[START OF Information supplied]

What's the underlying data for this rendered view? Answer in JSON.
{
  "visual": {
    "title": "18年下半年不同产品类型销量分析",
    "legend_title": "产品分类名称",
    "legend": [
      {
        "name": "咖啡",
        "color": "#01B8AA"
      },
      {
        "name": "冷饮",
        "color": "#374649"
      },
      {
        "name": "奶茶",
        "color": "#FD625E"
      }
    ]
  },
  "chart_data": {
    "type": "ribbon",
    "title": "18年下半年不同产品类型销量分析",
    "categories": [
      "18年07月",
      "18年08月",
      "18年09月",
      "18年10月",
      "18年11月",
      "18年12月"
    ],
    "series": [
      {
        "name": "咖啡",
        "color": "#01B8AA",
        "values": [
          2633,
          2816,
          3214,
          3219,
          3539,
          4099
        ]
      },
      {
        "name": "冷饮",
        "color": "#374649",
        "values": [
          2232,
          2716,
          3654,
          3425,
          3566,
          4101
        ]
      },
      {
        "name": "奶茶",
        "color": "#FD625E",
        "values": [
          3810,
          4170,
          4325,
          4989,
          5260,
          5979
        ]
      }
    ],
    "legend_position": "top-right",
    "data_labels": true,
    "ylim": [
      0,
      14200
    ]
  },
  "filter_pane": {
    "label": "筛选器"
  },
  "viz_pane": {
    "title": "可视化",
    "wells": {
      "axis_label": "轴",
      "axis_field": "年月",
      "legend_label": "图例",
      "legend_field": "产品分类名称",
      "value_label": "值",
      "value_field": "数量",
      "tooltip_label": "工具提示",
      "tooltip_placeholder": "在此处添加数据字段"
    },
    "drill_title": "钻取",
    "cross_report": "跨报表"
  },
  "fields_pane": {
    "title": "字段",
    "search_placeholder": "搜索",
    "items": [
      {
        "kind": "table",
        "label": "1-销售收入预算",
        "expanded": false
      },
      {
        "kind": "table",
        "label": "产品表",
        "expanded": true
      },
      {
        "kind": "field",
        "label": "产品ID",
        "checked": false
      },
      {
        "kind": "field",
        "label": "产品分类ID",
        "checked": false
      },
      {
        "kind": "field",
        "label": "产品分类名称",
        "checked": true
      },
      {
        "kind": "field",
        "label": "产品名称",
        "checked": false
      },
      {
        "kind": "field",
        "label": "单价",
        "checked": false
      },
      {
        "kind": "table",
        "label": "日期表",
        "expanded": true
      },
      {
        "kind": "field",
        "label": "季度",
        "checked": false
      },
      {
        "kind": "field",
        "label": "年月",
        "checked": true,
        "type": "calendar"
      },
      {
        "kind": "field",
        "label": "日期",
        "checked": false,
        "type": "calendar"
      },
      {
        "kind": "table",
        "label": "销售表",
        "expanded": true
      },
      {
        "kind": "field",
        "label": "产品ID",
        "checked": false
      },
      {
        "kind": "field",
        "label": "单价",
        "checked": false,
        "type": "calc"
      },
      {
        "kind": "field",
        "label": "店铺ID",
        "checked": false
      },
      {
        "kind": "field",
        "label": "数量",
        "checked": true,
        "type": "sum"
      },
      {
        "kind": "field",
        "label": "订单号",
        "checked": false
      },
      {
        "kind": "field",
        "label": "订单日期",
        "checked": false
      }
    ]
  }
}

[END OF Information supplied]

=== Written exercise ===
Exactly as they are written, print the entries again.

=== Final result ===
What's the underlying data for this rendered view? Answer in JSON.
{
  "visual": {
    "title": "18年下半年不同产品类型销量分析",
    "legend_title": "产品分类名称",
    "legend": [
      {
        "name": "咖啡",
        "color": "#01B8AA"
      },
      {
        "name": "冷饮",
        "color": "#374649"
      },
      {
        "name": "奶茶",
        "color": "#FD625E"
      }
    ]
  },
  "chart_data": {
    "type": "ribbon",
    "title": "18年下半年不同产品类型销量分析",
    "categories": [
      "18年07月",
      "18年08月",
      "18年09月",
      "18年10月",
      "18年11月",
      "18年12月"
    ],
    "series": [
      {
        "name": "咖啡",
        "color": "#01B8AA",
        "values": [
          2633,
          2816,
          3214,
          3219,
          3539,
          4099
        ]
      },
      {
        "name": "冷饮",
        "color": "#374649",
        "values": [
          2232,
          2716,
          3654,
          3425,
          3566,
          4101
        ]
      },
      {
        "name": "奶茶",
        "color": "#FD625E",
        "values": [
          3810,
          4170,
          4325,
          4989,
          5260,
          5979
        ]
      }
    ],
    "legend_position": "top-right",
    "data_labels": true,
    "ylim": [
      0,
      14200
    ]
  },
  "filter_pane": {
    "label": "筛选器"
  },
  "viz_pane": {
    "title": "可视化",
    "wells": {
      "axis_label": "轴",
      "axis_field": "年月",
      "legend_label": "图例",
      "legend_field": "产品分类名称",
      "value_label": "值",
      "value_field": "数量",
      "tooltip_label": "工具提示",
      "tooltip_placeholder": "在此处添加数据字段"
    },
    "drill_title": "钻取",
    "cross_report": "跨报表"
  },
  "fields_pane": {
    "title": "字段",
    "search_placeholder": "搜索",
    "items": [
      {
        "kind": "table",
        "label": "1-销售收入预算",
        "expanded": false
      },
      {
        "kind": "table",
        "label": "产品表",
        "expanded": true
      },
      {
        "kind": "field",
        "label": "产品ID",
        "checked": false
      },
      {
        "kind": "field",
        "label": "产品分类ID",
        "checked": false
      },
      {
        "kind": "field",
        "label": "产品分类名称",
        "checked": true
      },
      {
        "kind": "field",
        "label": "产品名称",
        "checked": false
      },
      {
        "kind": "field",
        "label": "单价",
        "checked": false
      },
      {
        "kind": "table",
        "label": "日期表",
        "expanded": true
      },
      {
        "kind": "field",
        "label": "季度",
        "checked": false
      },
      {
        "kind": "field",
        "label": "年月",
        "checked": true,
        "type": "calendar"
      },
      {
        "kind": "field",
        "label": "日期",
        "checked": false,
        "type": "calendar"
      },
      {
        "kind": "table",
        "label": "销售表",
        "expanded": true
      },
      {
        "kind": "field",
        "label": "产品ID",
        "checked": false
      },
      {
        "kind": "field",
        "label": "单价",
        "checked": false,
        "type": "calc"
      },
      {
        "kind": "field",
        "label": "店铺ID",
        "checked": false
      },
      {
        "kind": "field",
        "label": "数量",
        "checked": true,
        "type": "sum"
      },
      {
        "kind": "field",
        "label": "订单号",
        "checked": false
      },
      {
        "kind": "field",
        "label": "订单日期",
        "checked": false
      }
    ]
  }
}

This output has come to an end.